Entries from a visual dataset:
·····

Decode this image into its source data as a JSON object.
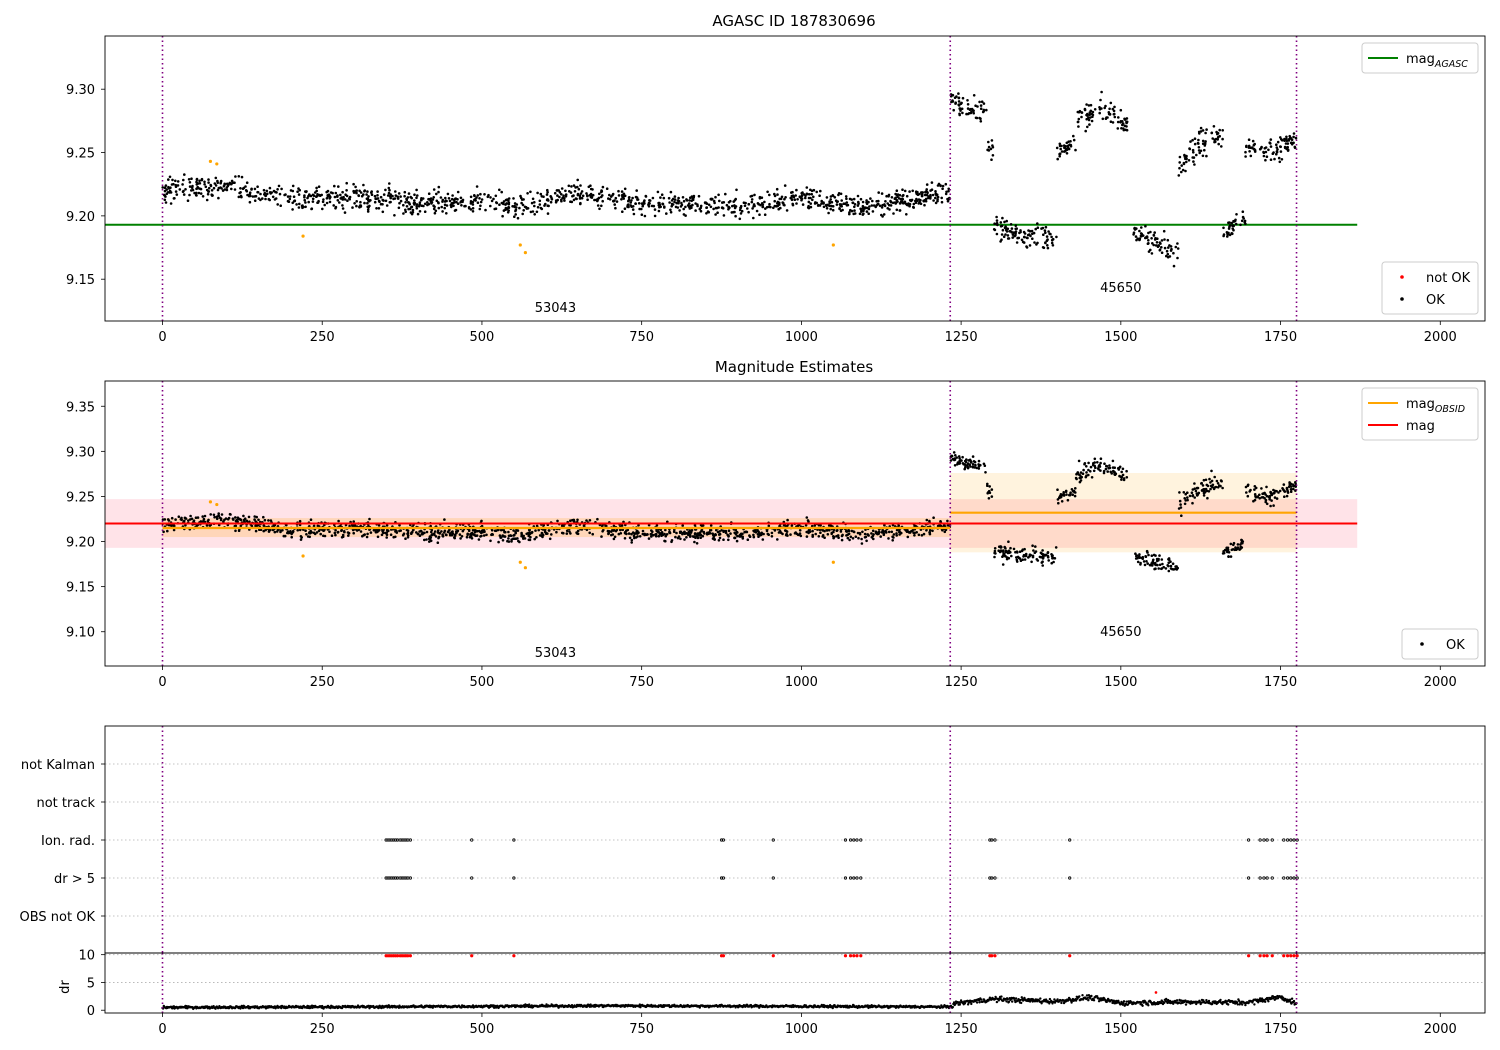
{
  "chart_data": [
    {
      "type": "scatter",
      "title": "AGASC ID 187830696",
      "xlim": [
        -90,
        2070
      ],
      "ylim": [
        9.117,
        9.342
      ],
      "xticks": [
        "0",
        "250",
        "500",
        "750",
        "1000",
        "1250",
        "1500",
        "1750",
        "2000"
      ],
      "yticks": [
        "9.15",
        "9.20",
        "9.25",
        "9.30"
      ],
      "obsid_boundaries": [
        0,
        1233,
        1775
      ],
      "obsid_labels": [
        {
          "text": "53043",
          "x": 615,
          "y": 9.124
        },
        {
          "text": "45650",
          "x": 1500,
          "y": 9.14
        }
      ],
      "series": [
        {
          "name": "mag_AGASC",
          "kind": "line",
          "color": "#008000",
          "x": [
            -90,
            1870
          ],
          "y": [
            9.193,
            9.193
          ]
        },
        {
          "name": "not OK",
          "kind": "points",
          "color": "#ff0000"
        },
        {
          "name": "OK",
          "kind": "points",
          "color": "#000000"
        },
        {
          "kind": "points",
          "color": "#ffa500",
          "x": [
            75,
            85,
            220,
            560,
            568,
            1050
          ],
          "y": [
            9.243,
            9.241,
            9.184,
            9.177,
            9.171,
            9.177
          ]
        }
      ],
      "ok_segments": [
        {
          "x": [
            0,
            1233
          ],
          "profile": [
            [
              0,
              9.22
            ],
            [
              100,
              9.224
            ],
            [
              200,
              9.212
            ],
            [
              300,
              9.215
            ],
            [
              400,
              9.21
            ],
            [
              500,
              9.212
            ],
            [
              560,
              9.206
            ],
            [
              640,
              9.218
            ],
            [
              750,
              9.21
            ],
            [
              900,
              9.208
            ],
            [
              1000,
              9.215
            ],
            [
              1100,
              9.208
            ],
            [
              1233,
              9.218
            ]
          ],
          "scatter": 0.009
        },
        {
          "x": [
            1233,
            1290
          ],
          "profile": [
            [
              1233,
              9.292
            ],
            [
              1290,
              9.282
            ]
          ],
          "scatter": 0.008
        },
        {
          "x": [
            1290,
            1300
          ],
          "profile": [
            [
              1290,
              9.26
            ],
            [
              1300,
              9.255
            ]
          ],
          "scatter": 0.01
        },
        {
          "x": [
            1300,
            1400
          ],
          "profile": [
            [
              1300,
              9.19
            ],
            [
              1350,
              9.185
            ],
            [
              1400,
              9.182
            ]
          ],
          "scatter": 0.01
        },
        {
          "x": [
            1400,
            1430
          ],
          "profile": [
            [
              1400,
              9.25
            ],
            [
              1430,
              9.255
            ]
          ],
          "scatter": 0.007
        },
        {
          "x": [
            1430,
            1510
          ],
          "profile": [
            [
              1430,
              9.275
            ],
            [
              1470,
              9.285
            ],
            [
              1510,
              9.272
            ]
          ],
          "scatter": 0.009
        },
        {
          "x": [
            1520,
            1590
          ],
          "profile": [
            [
              1520,
              9.186
            ],
            [
              1555,
              9.178
            ],
            [
              1590,
              9.17
            ]
          ],
          "scatter": 0.009
        },
        {
          "x": [
            1590,
            1660
          ],
          "profile": [
            [
              1590,
              9.24
            ],
            [
              1625,
              9.258
            ],
            [
              1660,
              9.265
            ]
          ],
          "scatter": 0.011
        },
        {
          "x": [
            1660,
            1695
          ],
          "profile": [
            [
              1660,
              9.186
            ],
            [
              1695,
              9.198
            ]
          ],
          "scatter": 0.008
        },
        {
          "x": [
            1695,
            1775
          ],
          "profile": [
            [
              1695,
              9.255
            ],
            [
              1735,
              9.25
            ],
            [
              1775,
              9.262
            ]
          ],
          "scatter": 0.009
        }
      ],
      "legends": [
        {
          "position": "upper right",
          "entries": [
            {
              "label": "mag",
              "sub": "AGASC",
              "marker": "line",
              "color": "#008000"
            }
          ]
        },
        {
          "position": "lower right",
          "entries": [
            {
              "label": "not OK",
              "marker": "dot",
              "color": "#ff0000"
            },
            {
              "label": "OK",
              "marker": "dot",
              "color": "#000000"
            }
          ]
        }
      ]
    },
    {
      "type": "scatter",
      "title": "Magnitude Estimates",
      "xlim": [
        -90,
        2070
      ],
      "ylim": [
        9.062,
        9.378
      ],
      "xticks": [
        "0",
        "250",
        "500",
        "750",
        "1000",
        "1250",
        "1500",
        "1750",
        "2000"
      ],
      "yticks": [
        "9.10",
        "9.15",
        "9.20",
        "9.25",
        "9.30",
        "9.35"
      ],
      "obsid_boundaries": [
        0,
        1233,
        1775
      ],
      "obsid_labels": [
        {
          "text": "53043",
          "x": 615,
          "y": 9.072
        },
        {
          "text": "45650",
          "x": 1500,
          "y": 9.095
        }
      ],
      "bands": [
        {
          "x": [
            -90,
            1870
          ],
          "y": [
            9.193,
            9.247
          ],
          "color": "#ffc0cb",
          "opacity": 0.45
        },
        {
          "x": [
            0,
            1233
          ],
          "y": [
            9.205,
            9.226
          ],
          "color": "#ffa500",
          "opacity": 0.2
        },
        {
          "x": [
            1233,
            1775
          ],
          "y": [
            9.188,
            9.276
          ],
          "color": "#ffa500",
          "opacity": 0.13
        }
      ],
      "series": [
        {
          "name": "mag_OBSID",
          "kind": "steps",
          "color": "#ffa500",
          "segments": [
            {
              "x": [
                0,
                1233
              ],
              "y": 9.215
            },
            {
              "x": [
                1233,
                1775
              ],
              "y": 9.232
            }
          ]
        },
        {
          "name": "mag",
          "kind": "line",
          "color": "#ff0000",
          "x": [
            -90,
            1870
          ],
          "y": [
            9.22,
            9.22
          ]
        },
        {
          "name": "OK",
          "kind": "points",
          "color": "#000000"
        },
        {
          "kind": "points",
          "color": "#ffa500",
          "x": [
            75,
            85,
            220,
            560,
            568,
            1050
          ],
          "y": [
            9.244,
            9.241,
            9.184,
            9.177,
            9.171,
            9.177
          ]
        }
      ],
      "legends": [
        {
          "position": "upper right",
          "entries": [
            {
              "label": "mag",
              "sub": "OBSID",
              "marker": "line",
              "color": "#ffa500"
            },
            {
              "label": "mag",
              "marker": "line",
              "color": "#ff0000"
            }
          ]
        },
        {
          "position": "lower right",
          "entries": [
            {
              "label": "OK",
              "marker": "dot",
              "color": "#000000"
            }
          ]
        }
      ]
    },
    {
      "type": "scatter",
      "title": "",
      "xlim": [
        -90,
        2070
      ],
      "ycategories": [
        "not Kalman",
        "not track",
        "Ion. rad.",
        "dr > 5",
        "OBS not OK"
      ],
      "obsid_boundaries": [
        0,
        1233,
        1775
      ],
      "flag_times": [
        350,
        353,
        356,
        359,
        362,
        365,
        368,
        372,
        375,
        378,
        381,
        384,
        388,
        484,
        550,
        875,
        878,
        956,
        1069,
        1077,
        1082,
        1087,
        1093,
        1295,
        1298,
        1303,
        1420,
        1700,
        1718,
        1724,
        1729,
        1737,
        1755,
        1761,
        1766,
        1771,
        1776
      ],
      "flag_rows": [
        "Ion. rad.",
        "dr > 5"
      ]
    },
    {
      "type": "scatter",
      "title": "",
      "ylabel": "dr",
      "xlim": [
        -90,
        2070
      ],
      "ylim": [
        -0.5,
        10.3
      ],
      "xticks": [
        "0",
        "250",
        "500",
        "750",
        "1000",
        "1250",
        "1500",
        "1750",
        "2000"
      ],
      "yticks": [
        "0",
        "5",
        "10"
      ],
      "obsid_boundaries": [
        0,
        1233,
        1775
      ],
      "series": [
        {
          "name": "dr",
          "kind": "points",
          "color": "#000000",
          "profile": [
            [
              0,
              0.5
            ],
            [
              300,
              0.6
            ],
            [
              500,
              0.7
            ],
            [
              700,
              0.8
            ],
            [
              1000,
              0.7
            ],
            [
              1233,
              0.6
            ],
            [
              1240,
              1.2
            ],
            [
              1300,
              2.0
            ],
            [
              1400,
              1.6
            ],
            [
              1450,
              2.3
            ],
            [
              1500,
              1.3
            ],
            [
              1600,
              1.5
            ],
            [
              1700,
              1.4
            ],
            [
              1750,
              2.4
            ],
            [
              1775,
              1.2
            ]
          ]
        },
        {
          "name": "flagged",
          "kind": "points",
          "color": "#ff0000",
          "y": 9.8
        }
      ]
    }
  ]
}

·····

**Exercise:** Look through the material and copy each line that has "title".

**Response:**
      "title": "AGASC ID 187830696",
      "title": "Magnitude Estimates",
      "title": "",
      "title": "",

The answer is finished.